─── RECORDED DATA ───

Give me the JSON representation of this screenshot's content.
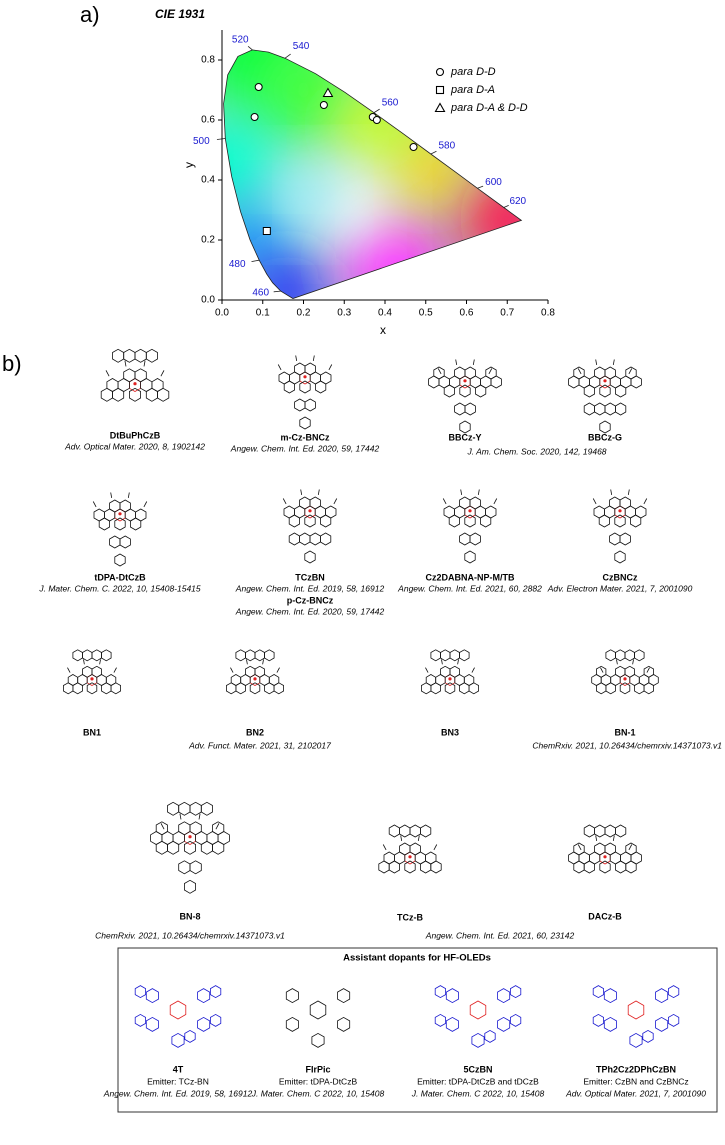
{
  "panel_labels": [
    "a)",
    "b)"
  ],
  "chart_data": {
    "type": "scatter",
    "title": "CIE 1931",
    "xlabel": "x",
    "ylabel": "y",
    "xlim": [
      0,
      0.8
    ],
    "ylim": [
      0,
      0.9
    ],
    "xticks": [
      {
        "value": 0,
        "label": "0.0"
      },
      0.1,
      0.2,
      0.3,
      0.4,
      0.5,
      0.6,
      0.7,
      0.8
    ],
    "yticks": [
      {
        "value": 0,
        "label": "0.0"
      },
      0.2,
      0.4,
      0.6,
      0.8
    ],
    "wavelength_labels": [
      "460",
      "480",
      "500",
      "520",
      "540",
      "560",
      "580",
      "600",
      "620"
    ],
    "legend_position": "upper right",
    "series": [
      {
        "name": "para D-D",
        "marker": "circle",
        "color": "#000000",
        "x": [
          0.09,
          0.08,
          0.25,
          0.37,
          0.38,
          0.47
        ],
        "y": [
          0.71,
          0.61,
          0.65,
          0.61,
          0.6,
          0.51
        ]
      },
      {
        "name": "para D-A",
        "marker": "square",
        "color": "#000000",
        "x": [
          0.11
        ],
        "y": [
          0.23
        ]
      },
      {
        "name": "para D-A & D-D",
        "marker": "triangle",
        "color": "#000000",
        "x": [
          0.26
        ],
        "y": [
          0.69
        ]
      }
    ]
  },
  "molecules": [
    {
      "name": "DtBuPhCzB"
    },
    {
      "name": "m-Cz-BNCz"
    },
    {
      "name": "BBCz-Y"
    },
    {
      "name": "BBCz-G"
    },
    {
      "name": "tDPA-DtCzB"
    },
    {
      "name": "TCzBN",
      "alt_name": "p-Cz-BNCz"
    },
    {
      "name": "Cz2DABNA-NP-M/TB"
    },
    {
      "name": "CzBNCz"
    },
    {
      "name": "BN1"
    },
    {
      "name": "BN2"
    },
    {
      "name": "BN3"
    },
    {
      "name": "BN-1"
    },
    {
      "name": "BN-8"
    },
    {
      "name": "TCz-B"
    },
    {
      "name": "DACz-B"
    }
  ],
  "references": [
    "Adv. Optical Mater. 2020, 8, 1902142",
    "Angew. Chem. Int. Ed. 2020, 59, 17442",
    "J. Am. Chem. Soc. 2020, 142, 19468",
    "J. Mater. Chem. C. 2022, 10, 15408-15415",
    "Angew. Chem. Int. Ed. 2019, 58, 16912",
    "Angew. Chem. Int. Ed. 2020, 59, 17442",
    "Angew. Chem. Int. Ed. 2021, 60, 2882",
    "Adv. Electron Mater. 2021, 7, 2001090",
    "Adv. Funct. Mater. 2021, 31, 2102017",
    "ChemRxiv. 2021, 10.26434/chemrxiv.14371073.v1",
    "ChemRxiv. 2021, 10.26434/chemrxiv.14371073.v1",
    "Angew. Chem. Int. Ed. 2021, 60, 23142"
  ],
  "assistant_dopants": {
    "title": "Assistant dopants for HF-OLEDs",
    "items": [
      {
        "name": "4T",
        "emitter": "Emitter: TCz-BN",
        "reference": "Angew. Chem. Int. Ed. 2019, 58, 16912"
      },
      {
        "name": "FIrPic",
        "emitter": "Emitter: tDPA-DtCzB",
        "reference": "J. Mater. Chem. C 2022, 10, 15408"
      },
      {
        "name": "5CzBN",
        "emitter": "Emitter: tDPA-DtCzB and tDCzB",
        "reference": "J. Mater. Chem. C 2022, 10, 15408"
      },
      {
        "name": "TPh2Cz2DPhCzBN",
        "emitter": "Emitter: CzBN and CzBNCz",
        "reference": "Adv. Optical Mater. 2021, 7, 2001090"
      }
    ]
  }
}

───
─── RECORDED DATA ───

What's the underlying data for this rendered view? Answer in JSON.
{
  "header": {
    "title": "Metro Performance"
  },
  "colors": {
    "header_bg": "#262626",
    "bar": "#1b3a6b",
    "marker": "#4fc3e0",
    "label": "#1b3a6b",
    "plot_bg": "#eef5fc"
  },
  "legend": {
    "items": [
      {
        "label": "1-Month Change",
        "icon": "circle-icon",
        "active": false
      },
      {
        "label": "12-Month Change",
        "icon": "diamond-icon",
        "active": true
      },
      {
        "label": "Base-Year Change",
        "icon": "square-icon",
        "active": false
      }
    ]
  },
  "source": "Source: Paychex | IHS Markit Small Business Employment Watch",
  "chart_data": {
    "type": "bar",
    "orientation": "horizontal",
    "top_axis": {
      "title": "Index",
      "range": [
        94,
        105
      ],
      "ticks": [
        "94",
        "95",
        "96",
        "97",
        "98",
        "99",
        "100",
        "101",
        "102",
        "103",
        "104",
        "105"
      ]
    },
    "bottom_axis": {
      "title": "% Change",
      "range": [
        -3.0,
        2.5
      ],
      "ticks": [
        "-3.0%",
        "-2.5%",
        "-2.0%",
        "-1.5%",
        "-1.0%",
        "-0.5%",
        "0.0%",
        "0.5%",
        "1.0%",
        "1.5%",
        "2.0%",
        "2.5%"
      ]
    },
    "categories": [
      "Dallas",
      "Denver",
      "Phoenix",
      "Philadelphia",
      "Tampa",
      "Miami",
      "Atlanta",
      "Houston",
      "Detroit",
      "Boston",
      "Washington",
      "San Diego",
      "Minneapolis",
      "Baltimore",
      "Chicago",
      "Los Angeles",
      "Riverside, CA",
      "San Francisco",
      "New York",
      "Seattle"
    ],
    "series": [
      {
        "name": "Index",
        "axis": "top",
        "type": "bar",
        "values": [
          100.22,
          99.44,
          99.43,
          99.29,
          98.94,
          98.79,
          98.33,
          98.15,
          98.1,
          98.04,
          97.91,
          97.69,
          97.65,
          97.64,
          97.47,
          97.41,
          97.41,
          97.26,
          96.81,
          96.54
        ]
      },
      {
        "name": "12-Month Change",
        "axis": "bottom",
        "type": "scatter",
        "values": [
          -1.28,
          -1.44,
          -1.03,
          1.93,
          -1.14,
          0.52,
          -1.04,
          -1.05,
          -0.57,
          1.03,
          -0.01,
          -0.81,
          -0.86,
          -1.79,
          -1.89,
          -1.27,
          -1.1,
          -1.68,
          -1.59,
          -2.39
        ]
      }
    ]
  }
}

───
─── RECORDED DATA ───

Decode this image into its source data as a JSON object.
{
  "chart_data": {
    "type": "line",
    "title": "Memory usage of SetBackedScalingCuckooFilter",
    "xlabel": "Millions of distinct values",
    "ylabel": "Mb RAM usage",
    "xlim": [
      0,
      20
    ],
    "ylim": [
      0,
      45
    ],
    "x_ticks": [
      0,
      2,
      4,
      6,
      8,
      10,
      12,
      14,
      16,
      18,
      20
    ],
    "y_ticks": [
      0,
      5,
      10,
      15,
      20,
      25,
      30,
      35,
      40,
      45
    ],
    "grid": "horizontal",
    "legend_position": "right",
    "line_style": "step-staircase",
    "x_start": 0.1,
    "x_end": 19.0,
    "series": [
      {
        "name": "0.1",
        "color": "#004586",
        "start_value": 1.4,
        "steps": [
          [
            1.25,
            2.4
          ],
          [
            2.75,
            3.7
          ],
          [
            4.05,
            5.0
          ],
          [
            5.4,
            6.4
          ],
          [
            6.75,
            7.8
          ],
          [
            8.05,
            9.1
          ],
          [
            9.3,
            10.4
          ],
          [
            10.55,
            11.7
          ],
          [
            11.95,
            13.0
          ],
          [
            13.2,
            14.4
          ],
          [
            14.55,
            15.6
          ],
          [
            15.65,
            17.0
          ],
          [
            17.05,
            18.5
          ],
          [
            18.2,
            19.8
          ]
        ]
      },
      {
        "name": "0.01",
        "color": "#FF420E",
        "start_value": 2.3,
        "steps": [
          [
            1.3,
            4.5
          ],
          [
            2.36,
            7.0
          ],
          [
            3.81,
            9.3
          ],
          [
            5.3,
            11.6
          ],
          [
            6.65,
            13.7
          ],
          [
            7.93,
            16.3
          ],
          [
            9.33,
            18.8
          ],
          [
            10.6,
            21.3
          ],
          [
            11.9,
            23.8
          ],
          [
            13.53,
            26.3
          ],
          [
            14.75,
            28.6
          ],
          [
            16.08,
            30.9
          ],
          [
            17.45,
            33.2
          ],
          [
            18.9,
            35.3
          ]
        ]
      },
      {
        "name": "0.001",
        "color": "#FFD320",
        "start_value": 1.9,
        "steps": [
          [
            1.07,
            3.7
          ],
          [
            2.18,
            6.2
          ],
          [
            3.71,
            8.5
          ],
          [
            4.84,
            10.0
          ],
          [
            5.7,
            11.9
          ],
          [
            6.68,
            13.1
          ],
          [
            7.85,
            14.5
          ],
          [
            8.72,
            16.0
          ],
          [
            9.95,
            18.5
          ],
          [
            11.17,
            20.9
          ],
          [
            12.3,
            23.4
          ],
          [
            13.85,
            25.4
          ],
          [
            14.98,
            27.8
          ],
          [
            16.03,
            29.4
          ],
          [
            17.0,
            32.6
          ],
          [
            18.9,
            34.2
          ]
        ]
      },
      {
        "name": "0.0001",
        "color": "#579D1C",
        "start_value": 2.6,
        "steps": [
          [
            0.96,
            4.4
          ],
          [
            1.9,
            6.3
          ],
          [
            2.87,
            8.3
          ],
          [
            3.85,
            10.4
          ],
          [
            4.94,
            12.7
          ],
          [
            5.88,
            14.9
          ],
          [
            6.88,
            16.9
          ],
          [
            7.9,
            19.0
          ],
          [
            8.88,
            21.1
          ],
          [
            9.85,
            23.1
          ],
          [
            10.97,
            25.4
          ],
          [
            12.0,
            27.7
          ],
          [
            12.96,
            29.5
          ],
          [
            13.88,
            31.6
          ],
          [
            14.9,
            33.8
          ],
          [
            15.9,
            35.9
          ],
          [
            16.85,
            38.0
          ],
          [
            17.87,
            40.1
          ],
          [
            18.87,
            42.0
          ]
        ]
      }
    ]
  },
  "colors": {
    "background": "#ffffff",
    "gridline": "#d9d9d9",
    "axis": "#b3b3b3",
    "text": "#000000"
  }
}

───

▶ DIRECTIVE: Copy every line of the listing containing the string "right".

▶ TASK SOLUTION:
    "legend_position": "upper right",
    "legend_position": "right",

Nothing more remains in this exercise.